The task → Repeat the whole listing exactly as written.

Records for this task →

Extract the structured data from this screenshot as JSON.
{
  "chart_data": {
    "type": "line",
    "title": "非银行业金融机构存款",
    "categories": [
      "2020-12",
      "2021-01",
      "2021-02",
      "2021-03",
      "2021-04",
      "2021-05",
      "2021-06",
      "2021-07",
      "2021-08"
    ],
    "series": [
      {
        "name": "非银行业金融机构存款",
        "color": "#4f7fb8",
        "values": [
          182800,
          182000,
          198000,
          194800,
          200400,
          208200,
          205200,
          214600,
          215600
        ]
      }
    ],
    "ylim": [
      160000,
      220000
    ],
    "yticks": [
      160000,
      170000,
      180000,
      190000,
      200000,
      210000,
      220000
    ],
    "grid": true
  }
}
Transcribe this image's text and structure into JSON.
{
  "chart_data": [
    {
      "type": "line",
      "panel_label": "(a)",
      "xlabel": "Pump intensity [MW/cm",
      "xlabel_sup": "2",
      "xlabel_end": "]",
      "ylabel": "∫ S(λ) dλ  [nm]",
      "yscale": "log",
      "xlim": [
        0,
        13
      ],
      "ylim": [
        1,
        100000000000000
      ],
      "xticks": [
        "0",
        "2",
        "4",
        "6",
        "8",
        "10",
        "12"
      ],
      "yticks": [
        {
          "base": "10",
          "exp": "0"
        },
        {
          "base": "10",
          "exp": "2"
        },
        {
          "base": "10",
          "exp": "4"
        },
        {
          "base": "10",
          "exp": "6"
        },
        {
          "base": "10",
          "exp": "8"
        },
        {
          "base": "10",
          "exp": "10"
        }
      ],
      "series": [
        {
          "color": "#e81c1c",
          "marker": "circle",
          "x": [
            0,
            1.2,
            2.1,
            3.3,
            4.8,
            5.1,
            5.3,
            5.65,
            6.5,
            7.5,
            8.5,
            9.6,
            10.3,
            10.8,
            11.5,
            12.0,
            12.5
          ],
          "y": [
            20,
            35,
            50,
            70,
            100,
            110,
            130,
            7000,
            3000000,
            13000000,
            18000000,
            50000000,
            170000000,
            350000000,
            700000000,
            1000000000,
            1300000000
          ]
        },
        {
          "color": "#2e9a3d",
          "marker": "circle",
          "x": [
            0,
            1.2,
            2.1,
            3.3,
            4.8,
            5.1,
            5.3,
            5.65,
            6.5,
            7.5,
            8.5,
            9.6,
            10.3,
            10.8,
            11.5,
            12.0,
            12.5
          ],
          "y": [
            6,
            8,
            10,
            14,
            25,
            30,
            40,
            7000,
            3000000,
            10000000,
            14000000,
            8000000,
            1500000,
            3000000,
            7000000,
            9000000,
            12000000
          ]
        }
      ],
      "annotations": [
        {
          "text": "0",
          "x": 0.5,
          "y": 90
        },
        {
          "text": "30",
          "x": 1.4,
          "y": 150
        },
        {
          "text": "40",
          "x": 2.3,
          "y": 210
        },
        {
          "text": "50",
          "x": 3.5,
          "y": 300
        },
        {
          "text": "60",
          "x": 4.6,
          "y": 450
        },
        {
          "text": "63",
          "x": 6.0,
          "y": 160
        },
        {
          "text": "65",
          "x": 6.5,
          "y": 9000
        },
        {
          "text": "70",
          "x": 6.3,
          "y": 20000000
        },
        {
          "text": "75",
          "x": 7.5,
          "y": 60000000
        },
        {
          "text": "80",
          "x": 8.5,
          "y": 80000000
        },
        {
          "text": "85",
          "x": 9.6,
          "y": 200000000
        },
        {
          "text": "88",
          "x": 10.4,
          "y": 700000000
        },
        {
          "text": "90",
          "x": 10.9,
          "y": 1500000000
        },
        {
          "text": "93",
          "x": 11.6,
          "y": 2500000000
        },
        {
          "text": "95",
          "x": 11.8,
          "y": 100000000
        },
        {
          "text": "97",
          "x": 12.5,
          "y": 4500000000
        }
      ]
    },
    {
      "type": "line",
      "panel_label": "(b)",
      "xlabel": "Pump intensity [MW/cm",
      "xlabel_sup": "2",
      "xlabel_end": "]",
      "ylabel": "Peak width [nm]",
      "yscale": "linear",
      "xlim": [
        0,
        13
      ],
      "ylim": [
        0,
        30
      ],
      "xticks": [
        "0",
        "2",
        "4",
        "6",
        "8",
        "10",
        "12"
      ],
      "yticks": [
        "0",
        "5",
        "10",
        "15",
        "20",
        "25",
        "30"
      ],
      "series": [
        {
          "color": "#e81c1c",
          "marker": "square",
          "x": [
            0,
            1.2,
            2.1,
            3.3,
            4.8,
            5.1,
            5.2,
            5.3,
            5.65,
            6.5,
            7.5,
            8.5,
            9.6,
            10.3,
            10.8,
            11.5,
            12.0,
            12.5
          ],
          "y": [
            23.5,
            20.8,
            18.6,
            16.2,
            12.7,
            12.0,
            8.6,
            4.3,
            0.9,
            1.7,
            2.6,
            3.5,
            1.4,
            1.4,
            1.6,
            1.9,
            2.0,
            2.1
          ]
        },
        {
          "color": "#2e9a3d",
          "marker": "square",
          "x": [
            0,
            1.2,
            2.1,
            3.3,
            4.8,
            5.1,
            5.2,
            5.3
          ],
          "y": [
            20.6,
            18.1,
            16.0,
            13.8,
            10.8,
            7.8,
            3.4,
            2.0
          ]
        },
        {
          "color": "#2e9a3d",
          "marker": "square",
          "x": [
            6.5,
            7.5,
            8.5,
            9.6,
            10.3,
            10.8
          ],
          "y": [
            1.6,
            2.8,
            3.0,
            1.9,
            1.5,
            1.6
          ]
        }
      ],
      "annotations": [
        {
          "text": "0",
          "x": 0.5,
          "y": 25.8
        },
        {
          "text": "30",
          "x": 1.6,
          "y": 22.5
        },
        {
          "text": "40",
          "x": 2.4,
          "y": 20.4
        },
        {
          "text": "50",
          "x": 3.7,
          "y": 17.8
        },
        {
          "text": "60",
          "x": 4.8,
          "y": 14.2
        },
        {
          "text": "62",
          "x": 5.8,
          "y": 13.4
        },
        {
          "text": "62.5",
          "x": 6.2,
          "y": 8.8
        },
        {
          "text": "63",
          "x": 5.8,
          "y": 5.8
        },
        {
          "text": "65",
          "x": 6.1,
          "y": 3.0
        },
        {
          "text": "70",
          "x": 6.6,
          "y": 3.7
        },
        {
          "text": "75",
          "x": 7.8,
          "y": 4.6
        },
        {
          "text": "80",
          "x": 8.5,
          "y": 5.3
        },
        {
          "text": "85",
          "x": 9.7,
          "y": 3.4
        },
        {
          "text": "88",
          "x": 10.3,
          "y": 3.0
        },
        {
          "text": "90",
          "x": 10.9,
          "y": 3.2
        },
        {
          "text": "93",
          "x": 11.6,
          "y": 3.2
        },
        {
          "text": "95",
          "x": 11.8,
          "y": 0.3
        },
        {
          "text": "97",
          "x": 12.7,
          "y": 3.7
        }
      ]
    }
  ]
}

The result →
Extract the structured data from this screenshot as JSON.
{
  "chart_data": {
    "type": "line",
    "title": "非银行业金融机构存款",
    "categories": [
      "2020-12",
      "2021-01",
      "2021-02",
      "2021-03",
      "2021-04",
      "2021-05",
      "2021-06",
      "2021-07",
      "2021-08"
    ],
    "series": [
      {
        "name": "非银行业金融机构存款",
        "color": "#4f7fb8",
        "values": [
          182800,
          182000,
          198000,
          194800,
          200400,
          208200,
          205200,
          214600,
          215600
        ]
      }
    ],
    "ylim": [
      160000,
      220000
    ],
    "yticks": [
      160000,
      170000,
      180000,
      190000,
      200000,
      210000,
      220000
    ],
    "grid": true
  }
}
Transcribe this image's text and structure into JSON.
{
  "chart_data": [
    {
      "type": "line",
      "panel_label": "(a)",
      "xlabel": "Pump intensity [MW/cm",
      "xlabel_sup": "2",
      "xlabel_end": "]",
      "ylabel": "∫ S(λ) dλ  [nm]",
      "yscale": "log",
      "xlim": [
        0,
        13
      ],
      "ylim": [
        1,
        100000000000000
      ],
      "xticks": [
        "0",
        "2",
        "4",
        "6",
        "8",
        "10",
        "12"
      ],
      "yticks": [
        {
          "base": "10",
          "exp": "0"
        },
        {
          "base": "10",
          "exp": "2"
        },
        {
          "base": "10",
          "exp": "4"
        },
        {
          "base": "10",
          "exp": "6"
        },
        {
          "base": "10",
          "exp": "8"
        },
        {
          "base": "10",
          "exp": "10"
        }
      ],
      "series": [
        {
          "color": "#e81c1c",
          "marker": "circle",
          "x": [
            0,
            1.2,
            2.1,
            3.3,
            4.8,
            5.1,
            5.3,
            5.65,
            6.5,
            7.5,
            8.5,
            9.6,
            10.3,
            10.8,
            11.5,
            12.0,
            12.5
          ],
          "y": [
            20,
            35,
            50,
            70,
            100,
            110,
            130,
            7000,
            3000000,
            13000000,
            18000000,
            50000000,
            170000000,
            350000000,
            700000000,
            1000000000,
            1300000000
          ]
        },
        {
          "color": "#2e9a3d",
          "marker": "circle",
          "x": [
            0,
            1.2,
            2.1,
            3.3,
            4.8,
            5.1,
            5.3,
            5.65,
            6.5,
            7.5,
            8.5,
            9.6,
            10.3,
            10.8,
            11.5,
            12.0,
            12.5
          ],
          "y": [
            6,
            8,
            10,
            14,
            25,
            30,
            40,
            7000,
            3000000,
            10000000,
            14000000,
            8000000,
            1500000,
            3000000,
            7000000,
            9000000,
            12000000
          ]
        }
      ],
      "annotations": [
        {
          "text": "0",
          "x": 0.5,
          "y": 90
        },
        {
          "text": "30",
          "x": 1.4,
          "y": 150
        },
        {
          "text": "40",
          "x": 2.3,
          "y": 210
        },
        {
          "text": "50",
          "x": 3.5,
          "y": 300
        },
        {
          "text": "60",
          "x": 4.6,
          "y": 450
        },
        {
          "text": "63",
          "x": 6.0,
          "y": 160
        },
        {
          "text": "65",
          "x": 6.5,
          "y": 9000
        },
        {
          "text": "70",
          "x": 6.3,
          "y": 20000000
        },
        {
          "text": "75",
          "x": 7.5,
          "y": 60000000
        },
        {
          "text": "80",
          "x": 8.5,
          "y": 80000000
        },
        {
          "text": "85",
          "x": 9.6,
          "y": 200000000
        },
        {
          "text": "88",
          "x": 10.4,
          "y": 700000000
        },
        {
          "text": "90",
          "x": 10.9,
          "y": 1500000000
        },
        {
          "text": "93",
          "x": 11.6,
          "y": 2500000000
        },
        {
          "text": "95",
          "x": 11.8,
          "y": 100000000
        },
        {
          "text": "97",
          "x": 12.5,
          "y": 4500000000
        }
      ]
    },
    {
      "type": "line",
      "panel_label": "(b)",
      "xlabel": "Pump intensity [MW/cm",
      "xlabel_sup": "2",
      "xlabel_end": "]",
      "ylabel": "Peak width [nm]",
      "yscale": "linear",
      "xlim": [
        0,
        13
      ],
      "ylim": [
        0,
        30
      ],
      "xticks": [
        "0",
        "2",
        "4",
        "6",
        "8",
        "10",
        "12"
      ],
      "yticks": [
        "0",
        "5",
        "10",
        "15",
        "20",
        "25",
        "30"
      ],
      "series": [
        {
          "color": "#e81c1c",
          "marker": "square",
          "x": [
            0,
            1.2,
            2.1,
            3.3,
            4.8,
            5.1,
            5.2,
            5.3,
            5.65,
            6.5,
            7.5,
            8.5,
            9.6,
            10.3,
            10.8,
            11.5,
            12.0,
            12.5
          ],
          "y": [
            23.5,
            20.8,
            18.6,
            16.2,
            12.7,
            12.0,
            8.6,
            4.3,
            0.9,
            1.7,
            2.6,
            3.5,
            1.4,
            1.4,
            1.6,
            1.9,
            2.0,
            2.1
          ]
        },
        {
          "color": "#2e9a3d",
          "marker": "square",
          "x": [
            0,
            1.2,
            2.1,
            3.3,
            4.8,
            5.1,
            5.2,
            5.3
          ],
          "y": [
            20.6,
            18.1,
            16.0,
            13.8,
            10.8,
            7.8,
            3.4,
            2.0
          ]
        },
        {
          "color": "#2e9a3d",
          "marker": "square",
          "x": [
            6.5,
            7.5,
            8.5,
            9.6,
            10.3,
            10.8
          ],
          "y": [
            1.6,
            2.8,
            3.0,
            1.9,
            1.5,
            1.6
          ]
        }
      ],
      "annotations": [
        {
          "text": "0",
          "x": 0.5,
          "y": 25.8
        },
        {
          "text": "30",
          "x": 1.6,
          "y": 22.5
        },
        {
          "text": "40",
          "x": 2.4,
          "y": 20.4
        },
        {
          "text": "50",
          "x": 3.7,
          "y": 17.8
        },
        {
          "text": "60",
          "x": 4.8,
          "y": 14.2
        },
        {
          "text": "62",
          "x": 5.8,
          "y": 13.4
        },
        {
          "text": "62.5",
          "x": 6.2,
          "y": 8.8
        },
        {
          "text": "63",
          "x": 5.8,
          "y": 5.8
        },
        {
          "text": "65",
          "x": 6.1,
          "y": 3.0
        },
        {
          "text": "70",
          "x": 6.6,
          "y": 3.7
        },
        {
          "text": "75",
          "x": 7.8,
          "y": 4.6
        },
        {
          "text": "80",
          "x": 8.5,
          "y": 5.3
        },
        {
          "text": "85",
          "x": 9.7,
          "y": 3.4
        },
        {
          "text": "88",
          "x": 10.3,
          "y": 3.0
        },
        {
          "text": "90",
          "x": 10.9,
          "y": 3.2
        },
        {
          "text": "93",
          "x": 11.6,
          "y": 3.2
        },
        {
          "text": "95",
          "x": 11.8,
          "y": 0.3
        },
        {
          "text": "97",
          "x": 12.7,
          "y": 3.7
        }
      ]
    }
  ]
}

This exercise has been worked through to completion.